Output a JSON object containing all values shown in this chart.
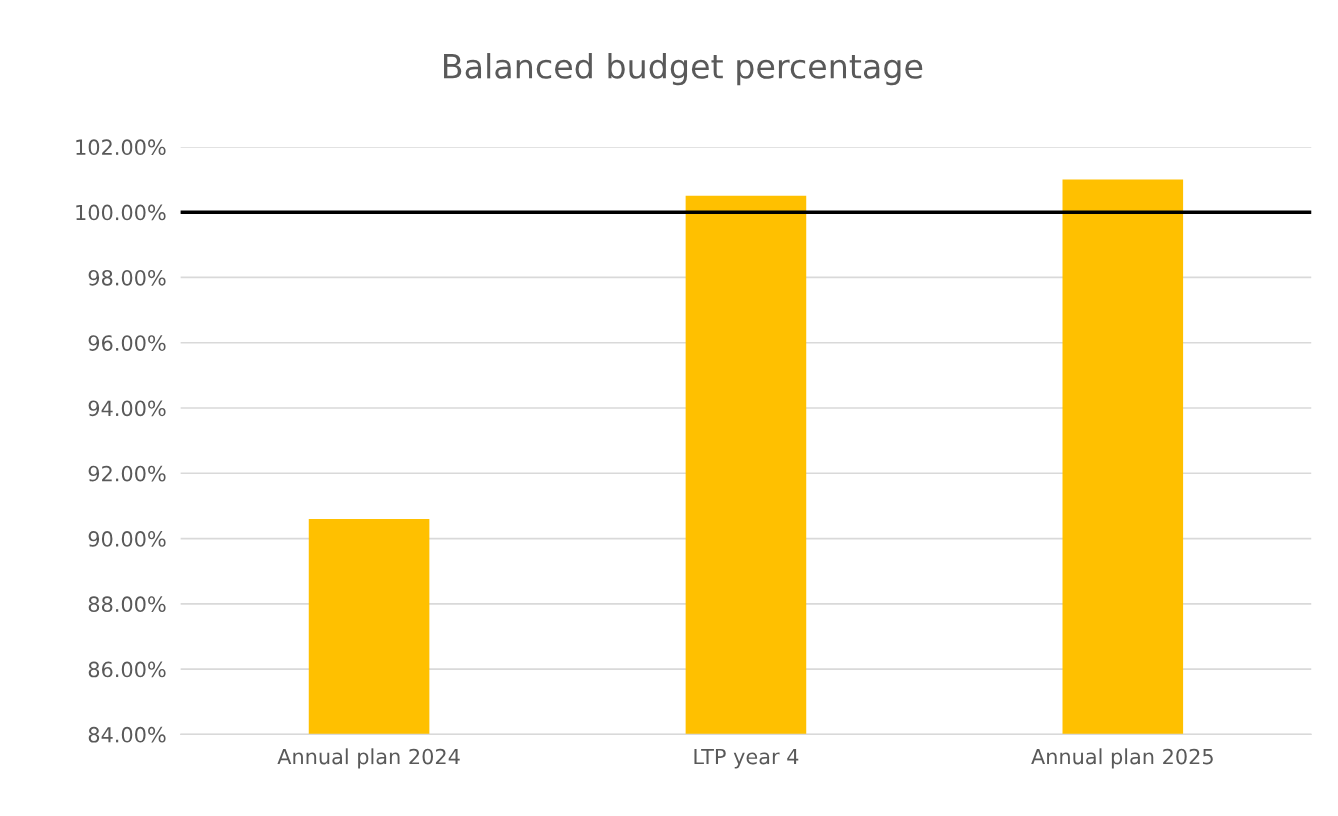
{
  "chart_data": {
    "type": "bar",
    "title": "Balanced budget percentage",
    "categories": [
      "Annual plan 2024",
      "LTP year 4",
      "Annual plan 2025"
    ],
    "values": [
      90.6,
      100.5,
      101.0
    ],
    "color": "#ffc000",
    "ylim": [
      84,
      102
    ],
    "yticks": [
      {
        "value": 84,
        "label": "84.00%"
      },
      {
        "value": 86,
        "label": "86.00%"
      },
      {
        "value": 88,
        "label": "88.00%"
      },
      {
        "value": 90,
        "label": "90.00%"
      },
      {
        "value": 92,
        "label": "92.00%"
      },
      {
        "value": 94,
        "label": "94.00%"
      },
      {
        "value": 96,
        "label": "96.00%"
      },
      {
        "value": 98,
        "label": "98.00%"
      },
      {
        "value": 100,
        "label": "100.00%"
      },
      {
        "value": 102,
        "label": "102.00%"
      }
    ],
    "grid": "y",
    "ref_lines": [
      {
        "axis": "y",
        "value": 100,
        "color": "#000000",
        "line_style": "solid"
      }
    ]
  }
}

* * * *

Images do not belong in the copy; reproduce all other parts of the records above verbatim.

Output a JSON object containing all values shown in this chart.
{
  "chart_data": {
    "type": "bar",
    "title": "Balanced budget percentage",
    "categories": [
      "Annual plan 2024",
      "LTP year 4",
      "Annual plan 2025"
    ],
    "values": [
      90.6,
      100.5,
      101.0
    ],
    "color": "#ffc000",
    "ylim": [
      84,
      102
    ],
    "yticks": [
      {
        "value": 84,
        "label": "84.00%"
      },
      {
        "value": 86,
        "label": "86.00%"
      },
      {
        "value": 88,
        "label": "88.00%"
      },
      {
        "value": 90,
        "label": "90.00%"
      },
      {
        "value": 92,
        "label": "92.00%"
      },
      {
        "value": 94,
        "label": "94.00%"
      },
      {
        "value": 96,
        "label": "96.00%"
      },
      {
        "value": 98,
        "label": "98.00%"
      },
      {
        "value": 100,
        "label": "100.00%"
      },
      {
        "value": 102,
        "label": "102.00%"
      }
    ],
    "grid": "y",
    "ref_lines": [
      {
        "axis": "y",
        "value": 100,
        "color": "#000000",
        "line_style": "solid"
      }
    ]
  }
}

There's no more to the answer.